CHALLENGE
Look through the records and report how many lines include the word "ffffff", with no other words.

RECORDS FOR THIS EXERCISE
▼
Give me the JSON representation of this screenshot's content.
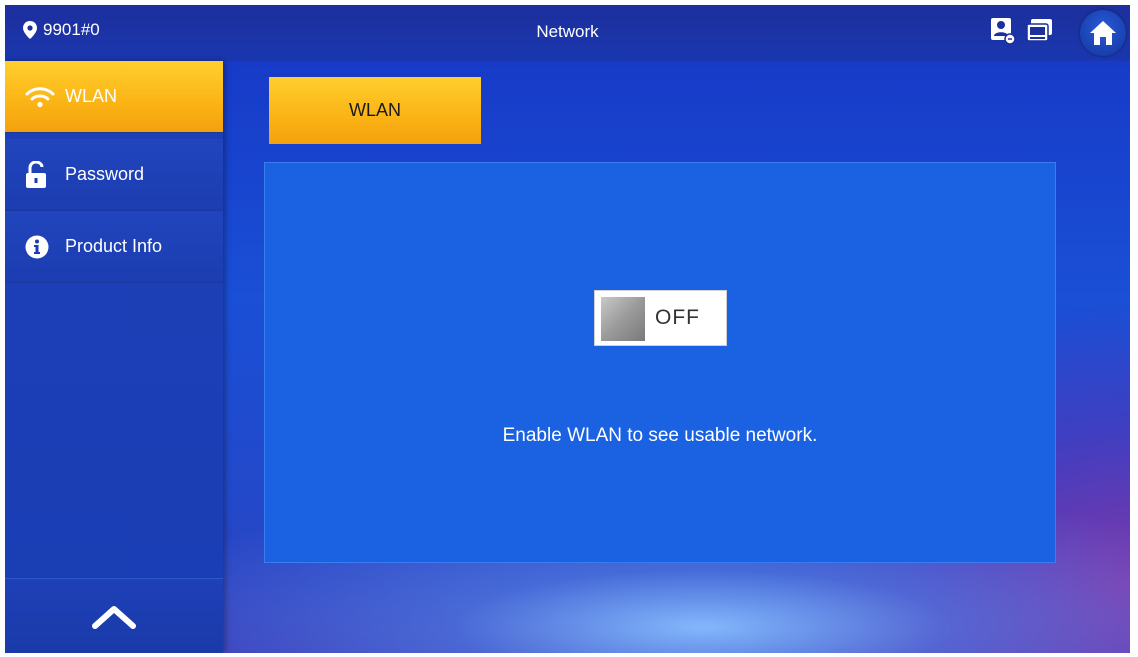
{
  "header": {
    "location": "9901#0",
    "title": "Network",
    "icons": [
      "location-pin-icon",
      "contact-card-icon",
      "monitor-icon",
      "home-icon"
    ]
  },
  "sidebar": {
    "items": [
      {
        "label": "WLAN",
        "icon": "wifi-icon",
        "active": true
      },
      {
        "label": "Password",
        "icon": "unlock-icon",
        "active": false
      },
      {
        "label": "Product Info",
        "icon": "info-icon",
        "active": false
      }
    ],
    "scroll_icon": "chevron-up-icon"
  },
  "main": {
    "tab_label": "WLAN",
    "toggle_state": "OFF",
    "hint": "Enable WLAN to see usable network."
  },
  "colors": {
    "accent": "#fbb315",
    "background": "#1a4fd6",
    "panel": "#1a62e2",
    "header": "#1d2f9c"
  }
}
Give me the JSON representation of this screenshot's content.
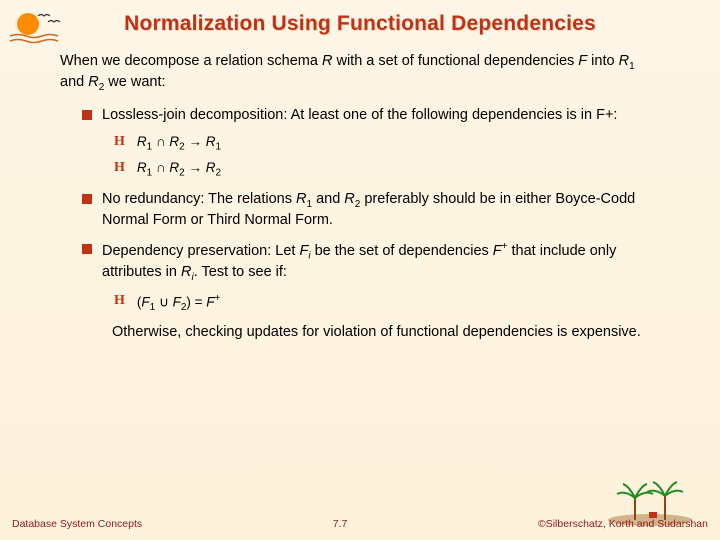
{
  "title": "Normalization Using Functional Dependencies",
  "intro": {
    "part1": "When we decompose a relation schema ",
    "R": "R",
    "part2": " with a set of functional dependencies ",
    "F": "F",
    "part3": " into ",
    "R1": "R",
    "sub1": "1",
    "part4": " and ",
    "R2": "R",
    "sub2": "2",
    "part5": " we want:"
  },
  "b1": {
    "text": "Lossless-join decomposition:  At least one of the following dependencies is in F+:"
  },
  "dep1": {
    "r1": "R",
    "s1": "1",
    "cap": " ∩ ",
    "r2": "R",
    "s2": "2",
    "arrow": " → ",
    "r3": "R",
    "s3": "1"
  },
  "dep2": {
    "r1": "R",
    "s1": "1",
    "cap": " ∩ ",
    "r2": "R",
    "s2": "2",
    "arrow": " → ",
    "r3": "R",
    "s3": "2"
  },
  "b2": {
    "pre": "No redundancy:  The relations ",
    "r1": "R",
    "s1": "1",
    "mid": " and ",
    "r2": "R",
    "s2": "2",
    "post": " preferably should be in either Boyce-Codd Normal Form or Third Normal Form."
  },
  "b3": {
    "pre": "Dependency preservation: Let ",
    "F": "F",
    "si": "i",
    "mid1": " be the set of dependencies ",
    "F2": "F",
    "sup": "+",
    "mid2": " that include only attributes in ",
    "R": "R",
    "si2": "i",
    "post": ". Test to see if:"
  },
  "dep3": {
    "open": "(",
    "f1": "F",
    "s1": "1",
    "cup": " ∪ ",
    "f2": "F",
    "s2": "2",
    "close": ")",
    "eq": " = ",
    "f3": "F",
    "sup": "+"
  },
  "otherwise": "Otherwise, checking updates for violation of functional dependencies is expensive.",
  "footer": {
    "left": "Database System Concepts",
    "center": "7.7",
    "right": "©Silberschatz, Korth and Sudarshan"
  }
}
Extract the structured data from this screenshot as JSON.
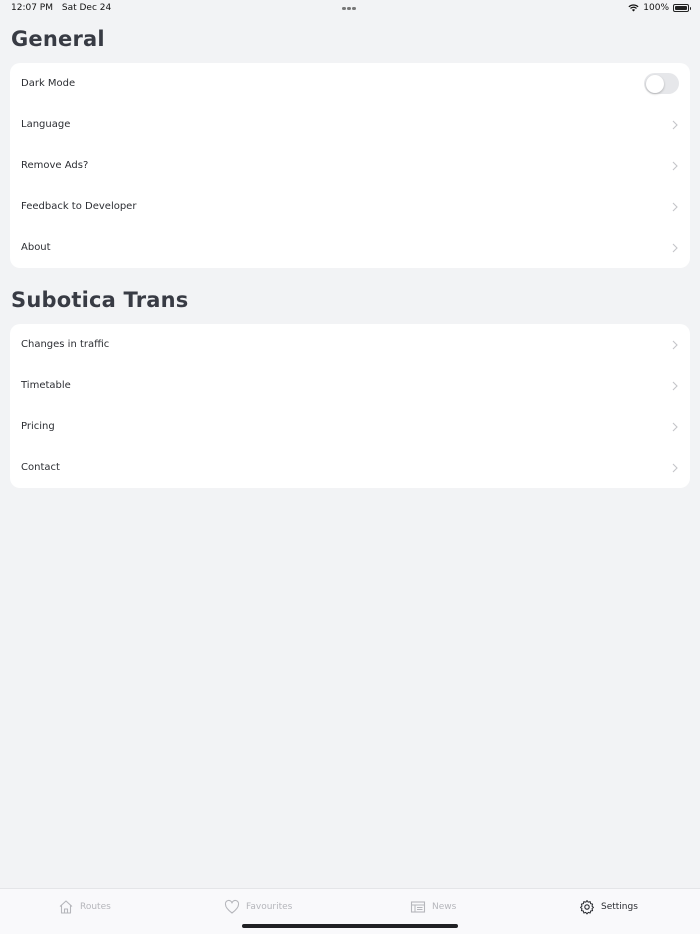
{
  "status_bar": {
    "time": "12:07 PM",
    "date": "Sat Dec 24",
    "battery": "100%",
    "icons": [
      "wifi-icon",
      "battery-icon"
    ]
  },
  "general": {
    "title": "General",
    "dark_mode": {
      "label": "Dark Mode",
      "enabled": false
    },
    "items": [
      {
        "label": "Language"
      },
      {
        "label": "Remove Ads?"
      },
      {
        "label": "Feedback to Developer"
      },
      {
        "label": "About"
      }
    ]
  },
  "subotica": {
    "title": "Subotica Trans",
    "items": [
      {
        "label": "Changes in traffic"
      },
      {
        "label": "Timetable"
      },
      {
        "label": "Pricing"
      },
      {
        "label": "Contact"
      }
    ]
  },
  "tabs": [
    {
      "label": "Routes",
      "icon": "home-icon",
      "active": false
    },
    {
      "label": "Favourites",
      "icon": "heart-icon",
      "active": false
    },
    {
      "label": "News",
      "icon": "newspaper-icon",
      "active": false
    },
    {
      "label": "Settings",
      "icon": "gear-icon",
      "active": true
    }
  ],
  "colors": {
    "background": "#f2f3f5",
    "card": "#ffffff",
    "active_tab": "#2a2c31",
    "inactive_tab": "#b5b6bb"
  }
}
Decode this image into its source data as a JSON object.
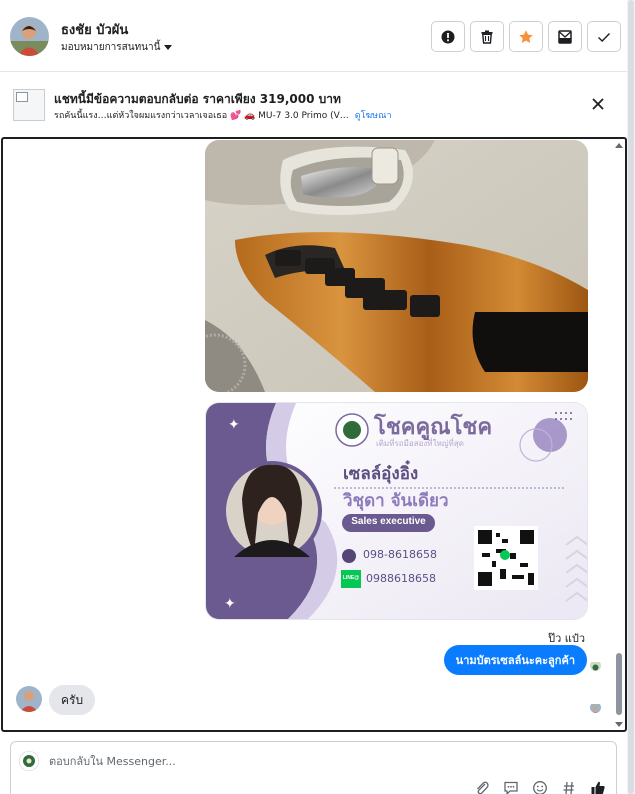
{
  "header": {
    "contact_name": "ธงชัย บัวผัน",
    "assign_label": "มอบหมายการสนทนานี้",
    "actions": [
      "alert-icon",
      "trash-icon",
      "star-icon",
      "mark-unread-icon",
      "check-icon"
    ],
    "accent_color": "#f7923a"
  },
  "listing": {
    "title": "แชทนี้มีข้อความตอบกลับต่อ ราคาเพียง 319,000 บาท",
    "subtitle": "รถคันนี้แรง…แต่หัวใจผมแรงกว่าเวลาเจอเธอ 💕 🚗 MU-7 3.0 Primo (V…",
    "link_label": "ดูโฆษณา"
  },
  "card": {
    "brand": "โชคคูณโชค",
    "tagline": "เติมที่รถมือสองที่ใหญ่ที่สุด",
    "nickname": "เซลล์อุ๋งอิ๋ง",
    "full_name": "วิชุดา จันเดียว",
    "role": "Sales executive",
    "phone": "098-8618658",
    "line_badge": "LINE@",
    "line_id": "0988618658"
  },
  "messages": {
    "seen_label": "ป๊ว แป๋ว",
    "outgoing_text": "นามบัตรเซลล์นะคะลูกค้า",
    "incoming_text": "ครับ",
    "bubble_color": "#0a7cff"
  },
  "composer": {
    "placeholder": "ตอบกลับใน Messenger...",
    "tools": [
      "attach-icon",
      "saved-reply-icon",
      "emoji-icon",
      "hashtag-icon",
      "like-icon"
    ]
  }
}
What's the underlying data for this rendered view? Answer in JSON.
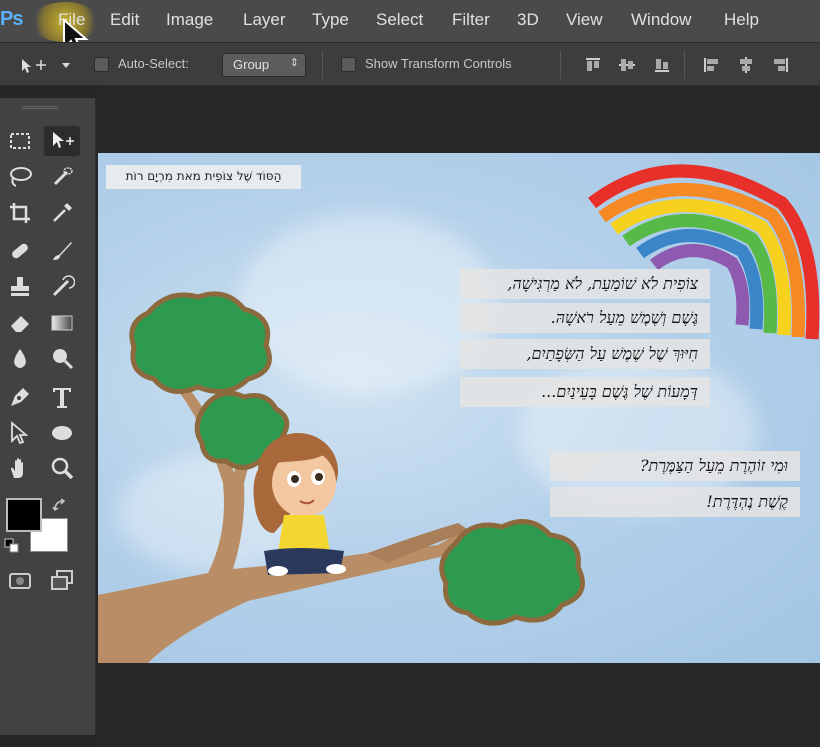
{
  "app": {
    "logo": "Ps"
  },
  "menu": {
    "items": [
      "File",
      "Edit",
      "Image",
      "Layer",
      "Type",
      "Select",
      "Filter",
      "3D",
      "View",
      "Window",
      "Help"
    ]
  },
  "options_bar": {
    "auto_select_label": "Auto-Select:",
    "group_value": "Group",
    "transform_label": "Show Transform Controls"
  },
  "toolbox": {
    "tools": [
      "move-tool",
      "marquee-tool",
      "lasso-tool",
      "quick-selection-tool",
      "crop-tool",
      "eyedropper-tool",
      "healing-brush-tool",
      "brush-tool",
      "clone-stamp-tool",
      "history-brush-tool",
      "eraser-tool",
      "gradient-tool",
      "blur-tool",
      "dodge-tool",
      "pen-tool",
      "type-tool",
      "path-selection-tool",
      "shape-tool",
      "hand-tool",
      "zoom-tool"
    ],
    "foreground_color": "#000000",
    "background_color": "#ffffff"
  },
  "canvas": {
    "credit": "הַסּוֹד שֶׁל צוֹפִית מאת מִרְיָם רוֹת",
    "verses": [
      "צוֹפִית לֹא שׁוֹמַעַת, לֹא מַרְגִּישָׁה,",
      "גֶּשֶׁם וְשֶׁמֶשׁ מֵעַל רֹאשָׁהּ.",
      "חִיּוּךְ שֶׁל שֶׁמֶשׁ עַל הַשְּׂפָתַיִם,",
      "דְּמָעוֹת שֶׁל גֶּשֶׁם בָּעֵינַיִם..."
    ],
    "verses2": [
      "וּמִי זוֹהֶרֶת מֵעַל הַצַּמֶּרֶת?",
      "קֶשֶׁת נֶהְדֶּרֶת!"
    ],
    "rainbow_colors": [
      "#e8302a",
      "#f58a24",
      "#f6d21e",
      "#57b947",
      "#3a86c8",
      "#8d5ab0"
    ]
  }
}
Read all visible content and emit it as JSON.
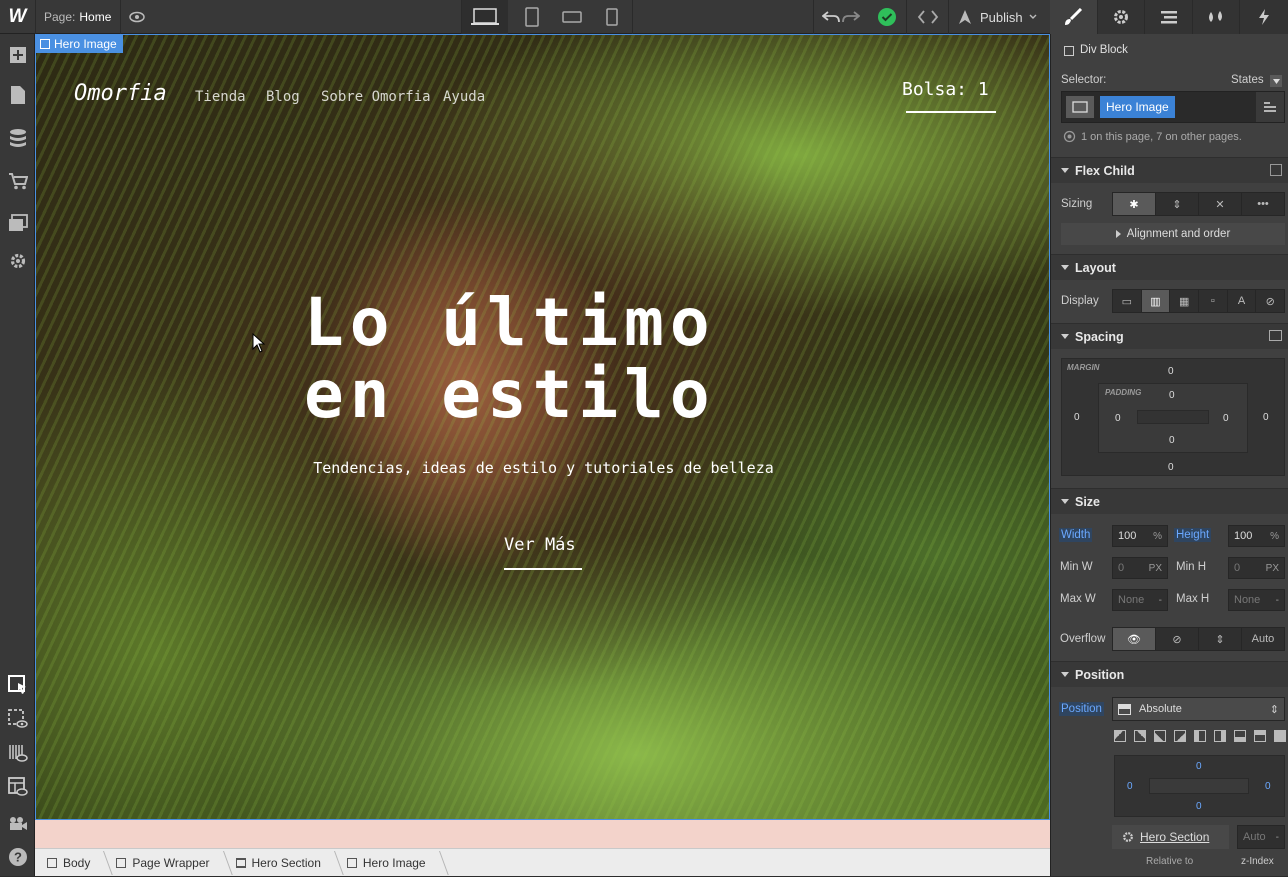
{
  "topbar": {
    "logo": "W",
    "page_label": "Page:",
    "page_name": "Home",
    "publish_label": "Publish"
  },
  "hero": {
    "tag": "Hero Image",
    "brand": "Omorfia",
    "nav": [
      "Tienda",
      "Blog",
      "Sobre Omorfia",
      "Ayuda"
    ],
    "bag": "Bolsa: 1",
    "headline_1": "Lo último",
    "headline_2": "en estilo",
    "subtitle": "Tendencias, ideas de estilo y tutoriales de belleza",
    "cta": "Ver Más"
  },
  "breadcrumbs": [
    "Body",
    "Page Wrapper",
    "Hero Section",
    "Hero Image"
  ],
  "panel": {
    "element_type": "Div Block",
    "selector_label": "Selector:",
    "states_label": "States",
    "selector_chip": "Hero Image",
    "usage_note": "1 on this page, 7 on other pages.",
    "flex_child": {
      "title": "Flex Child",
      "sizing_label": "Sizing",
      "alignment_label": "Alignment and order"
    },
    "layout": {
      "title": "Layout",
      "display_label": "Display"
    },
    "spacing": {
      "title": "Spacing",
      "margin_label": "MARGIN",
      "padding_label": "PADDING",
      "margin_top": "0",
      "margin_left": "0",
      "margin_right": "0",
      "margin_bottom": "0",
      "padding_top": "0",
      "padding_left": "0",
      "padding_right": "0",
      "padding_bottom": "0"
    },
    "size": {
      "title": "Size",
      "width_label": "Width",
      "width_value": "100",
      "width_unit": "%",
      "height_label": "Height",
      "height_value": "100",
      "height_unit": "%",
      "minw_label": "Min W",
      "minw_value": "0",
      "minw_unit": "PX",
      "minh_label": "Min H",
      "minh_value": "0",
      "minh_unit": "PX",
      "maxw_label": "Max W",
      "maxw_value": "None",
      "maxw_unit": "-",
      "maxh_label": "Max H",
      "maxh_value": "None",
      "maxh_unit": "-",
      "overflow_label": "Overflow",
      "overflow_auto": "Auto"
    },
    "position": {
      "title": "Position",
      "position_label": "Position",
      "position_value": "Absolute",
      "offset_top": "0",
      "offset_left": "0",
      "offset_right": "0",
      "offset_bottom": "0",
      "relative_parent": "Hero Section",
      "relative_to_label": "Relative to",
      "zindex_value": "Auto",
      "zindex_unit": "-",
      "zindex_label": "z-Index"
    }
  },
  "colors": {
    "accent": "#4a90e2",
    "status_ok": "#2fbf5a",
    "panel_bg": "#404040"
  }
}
▲
RESULT FOR THIS TASK
2